[Stored data]
☆ ☆ ☆ ☆ ☆ ☆ ☆

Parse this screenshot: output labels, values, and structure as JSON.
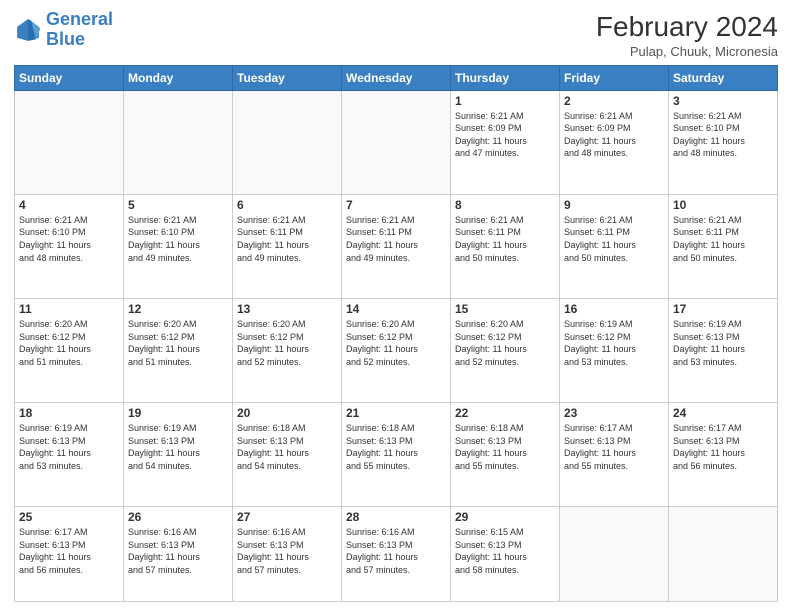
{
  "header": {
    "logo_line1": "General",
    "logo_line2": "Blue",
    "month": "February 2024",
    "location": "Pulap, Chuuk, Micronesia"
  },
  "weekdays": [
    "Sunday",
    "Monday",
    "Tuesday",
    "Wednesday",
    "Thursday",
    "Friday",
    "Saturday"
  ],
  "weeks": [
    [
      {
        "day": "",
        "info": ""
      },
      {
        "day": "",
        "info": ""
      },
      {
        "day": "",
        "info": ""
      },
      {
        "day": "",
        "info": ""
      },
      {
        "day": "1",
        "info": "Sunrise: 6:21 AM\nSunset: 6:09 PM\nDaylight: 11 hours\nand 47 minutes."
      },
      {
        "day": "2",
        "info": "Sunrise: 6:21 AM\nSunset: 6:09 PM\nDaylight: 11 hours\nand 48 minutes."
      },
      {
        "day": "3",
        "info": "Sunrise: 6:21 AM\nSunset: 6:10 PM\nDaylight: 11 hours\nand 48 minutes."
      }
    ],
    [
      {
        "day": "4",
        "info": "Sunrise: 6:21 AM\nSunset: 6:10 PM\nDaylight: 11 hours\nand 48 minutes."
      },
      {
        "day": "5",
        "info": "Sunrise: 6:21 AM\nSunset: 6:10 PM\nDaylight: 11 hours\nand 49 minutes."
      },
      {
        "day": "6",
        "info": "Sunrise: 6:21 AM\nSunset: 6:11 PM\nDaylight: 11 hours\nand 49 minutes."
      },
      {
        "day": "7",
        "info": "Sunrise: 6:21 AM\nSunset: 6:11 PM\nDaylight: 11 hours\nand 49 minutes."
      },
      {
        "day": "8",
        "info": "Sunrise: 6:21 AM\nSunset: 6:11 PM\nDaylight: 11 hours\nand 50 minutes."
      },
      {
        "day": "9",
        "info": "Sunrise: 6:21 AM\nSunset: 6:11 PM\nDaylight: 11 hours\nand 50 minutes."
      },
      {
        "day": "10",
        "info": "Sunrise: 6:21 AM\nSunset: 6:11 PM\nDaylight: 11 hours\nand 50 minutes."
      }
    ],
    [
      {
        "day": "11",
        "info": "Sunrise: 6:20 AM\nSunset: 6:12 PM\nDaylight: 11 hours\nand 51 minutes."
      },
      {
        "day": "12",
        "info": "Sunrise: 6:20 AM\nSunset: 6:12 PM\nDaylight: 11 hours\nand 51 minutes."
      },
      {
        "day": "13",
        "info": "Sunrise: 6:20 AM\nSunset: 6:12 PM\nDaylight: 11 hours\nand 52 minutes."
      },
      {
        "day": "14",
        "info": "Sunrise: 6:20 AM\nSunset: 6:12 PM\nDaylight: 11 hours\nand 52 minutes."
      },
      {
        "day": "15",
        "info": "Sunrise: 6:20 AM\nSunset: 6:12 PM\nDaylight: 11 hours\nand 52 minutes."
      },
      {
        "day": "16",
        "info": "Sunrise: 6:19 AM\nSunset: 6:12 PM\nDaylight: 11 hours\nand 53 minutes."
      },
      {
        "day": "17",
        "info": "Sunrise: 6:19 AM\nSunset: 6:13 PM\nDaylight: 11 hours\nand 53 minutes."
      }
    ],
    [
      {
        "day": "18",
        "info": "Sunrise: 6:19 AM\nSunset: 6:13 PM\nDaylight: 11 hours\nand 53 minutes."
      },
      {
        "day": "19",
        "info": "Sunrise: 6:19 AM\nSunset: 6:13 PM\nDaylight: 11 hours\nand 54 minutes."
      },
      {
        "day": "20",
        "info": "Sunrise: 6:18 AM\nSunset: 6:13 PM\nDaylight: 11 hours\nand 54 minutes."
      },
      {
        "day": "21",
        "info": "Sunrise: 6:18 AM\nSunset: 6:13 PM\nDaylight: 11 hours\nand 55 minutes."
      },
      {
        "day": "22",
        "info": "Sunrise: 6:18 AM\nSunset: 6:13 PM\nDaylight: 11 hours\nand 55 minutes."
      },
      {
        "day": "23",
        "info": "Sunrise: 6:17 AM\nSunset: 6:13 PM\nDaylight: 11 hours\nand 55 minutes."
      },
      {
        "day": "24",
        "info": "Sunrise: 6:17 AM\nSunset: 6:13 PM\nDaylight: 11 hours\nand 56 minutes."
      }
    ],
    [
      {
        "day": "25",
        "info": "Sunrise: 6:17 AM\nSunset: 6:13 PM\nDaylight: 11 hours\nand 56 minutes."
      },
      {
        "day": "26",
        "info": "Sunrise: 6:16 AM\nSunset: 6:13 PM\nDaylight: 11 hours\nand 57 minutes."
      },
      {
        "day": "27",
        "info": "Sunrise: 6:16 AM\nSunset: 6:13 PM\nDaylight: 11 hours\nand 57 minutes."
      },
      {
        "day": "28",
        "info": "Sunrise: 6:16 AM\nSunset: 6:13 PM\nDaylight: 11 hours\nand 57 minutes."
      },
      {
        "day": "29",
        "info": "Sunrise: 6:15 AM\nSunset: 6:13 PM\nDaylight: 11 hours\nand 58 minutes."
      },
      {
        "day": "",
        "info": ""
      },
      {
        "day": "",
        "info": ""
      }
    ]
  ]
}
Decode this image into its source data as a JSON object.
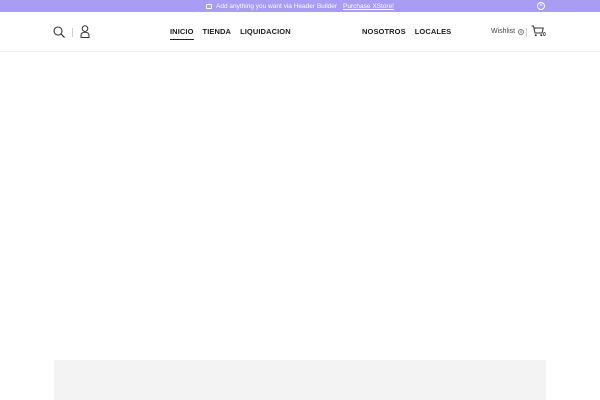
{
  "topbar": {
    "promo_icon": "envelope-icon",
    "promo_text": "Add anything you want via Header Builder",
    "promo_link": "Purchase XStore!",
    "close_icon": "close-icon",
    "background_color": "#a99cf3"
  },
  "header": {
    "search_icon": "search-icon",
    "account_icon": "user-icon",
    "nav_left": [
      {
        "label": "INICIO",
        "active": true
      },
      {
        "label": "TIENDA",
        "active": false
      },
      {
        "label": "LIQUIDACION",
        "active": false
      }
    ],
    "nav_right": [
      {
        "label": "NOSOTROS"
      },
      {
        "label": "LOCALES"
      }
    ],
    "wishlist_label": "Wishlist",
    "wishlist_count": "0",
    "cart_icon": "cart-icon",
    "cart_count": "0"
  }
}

☆ ☆ ☆ ☆ ☆ ☆ ☆

● REQUIREMENT:
Please reproduce nothing but the lines from the one containing "Decode this image" through the closing line of the listing, retyped word for word, pictures excluded.

● FULL OUTPUT:
Decode this image into its source data as a JSON object.
{
  "topbar": {
    "promo_icon": "envelope-icon",
    "promo_text": "Add anything you want via Header Builder",
    "promo_link": "Purchase XStore!",
    "close_icon": "close-icon",
    "background_color": "#a99cf3"
  },
  "header": {
    "search_icon": "search-icon",
    "account_icon": "user-icon",
    "nav_left": [
      {
        "label": "INICIO",
        "active": true
      },
      {
        "label": "TIENDA",
        "active": false
      },
      {
        "label": "LIQUIDACION",
        "active": false
      }
    ],
    "nav_right": [
      {
        "label": "NOSOTROS"
      },
      {
        "label": "LOCALES"
      }
    ],
    "wishlist_label": "Wishlist",
    "wishlist_count": "0",
    "cart_icon": "cart-icon",
    "cart_count": "0"
  }
}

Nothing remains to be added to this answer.